● What you need to do:
Rewrite the entry lines from the one containing "In the image" up to and including the one containing "395, 95, 413]", replacing "cheese" with "bait" and leaving everything else unchanged. Leave the pictures out of your answer.

● Records shown:
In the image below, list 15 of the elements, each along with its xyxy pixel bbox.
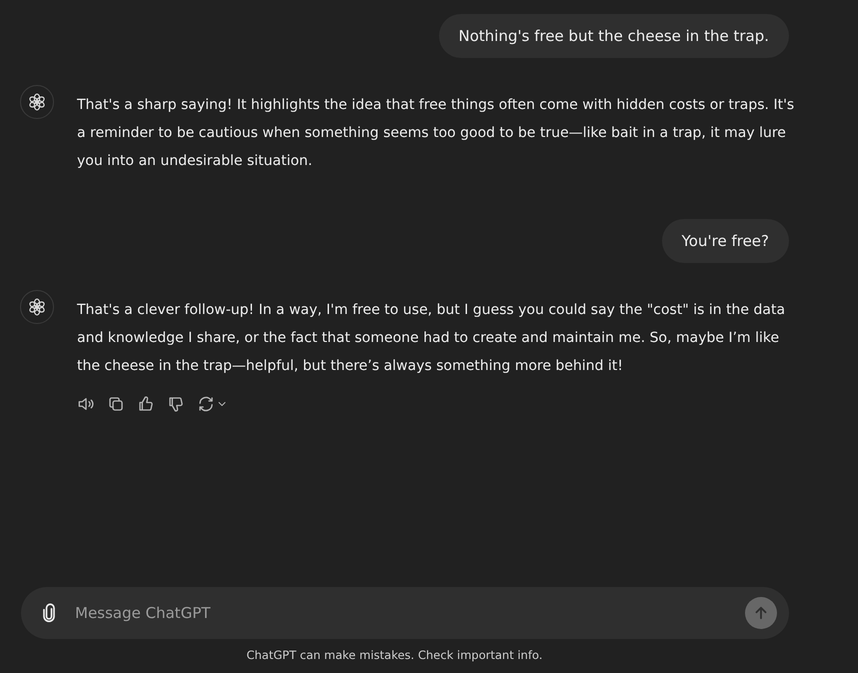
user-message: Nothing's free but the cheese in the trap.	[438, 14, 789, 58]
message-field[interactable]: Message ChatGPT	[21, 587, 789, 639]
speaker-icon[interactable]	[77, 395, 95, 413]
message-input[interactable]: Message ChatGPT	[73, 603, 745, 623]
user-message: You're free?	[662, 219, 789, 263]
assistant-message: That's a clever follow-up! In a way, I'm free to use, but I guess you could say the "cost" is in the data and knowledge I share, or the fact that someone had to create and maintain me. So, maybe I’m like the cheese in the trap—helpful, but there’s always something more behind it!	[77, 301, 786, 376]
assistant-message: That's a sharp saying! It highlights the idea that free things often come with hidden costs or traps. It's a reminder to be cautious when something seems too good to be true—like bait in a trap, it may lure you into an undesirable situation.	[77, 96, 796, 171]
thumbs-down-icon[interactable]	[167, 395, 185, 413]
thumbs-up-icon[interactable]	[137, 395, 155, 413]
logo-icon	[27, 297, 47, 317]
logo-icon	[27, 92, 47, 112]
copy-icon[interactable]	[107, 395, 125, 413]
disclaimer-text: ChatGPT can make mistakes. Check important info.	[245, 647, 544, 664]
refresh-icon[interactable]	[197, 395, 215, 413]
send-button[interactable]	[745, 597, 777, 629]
* * *
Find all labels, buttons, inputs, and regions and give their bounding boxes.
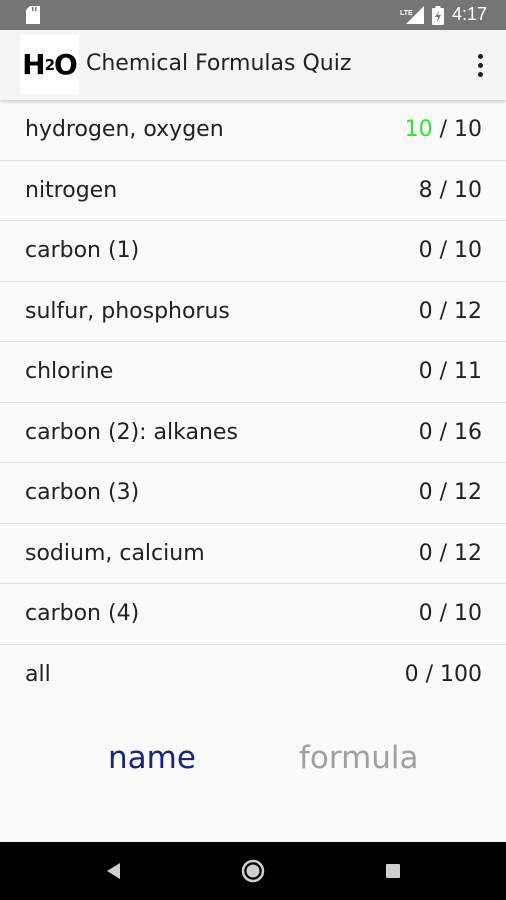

● Complete response:
In the image below, list 15 of the elements, each along with its xyxy pixel bbox.
user-message: Nothing's free but the bait in the trap.	[438, 14, 789, 58]
message-field[interactable]: Message ChatGPT	[21, 587, 789, 639]
speaker-icon[interactable]	[77, 395, 95, 413]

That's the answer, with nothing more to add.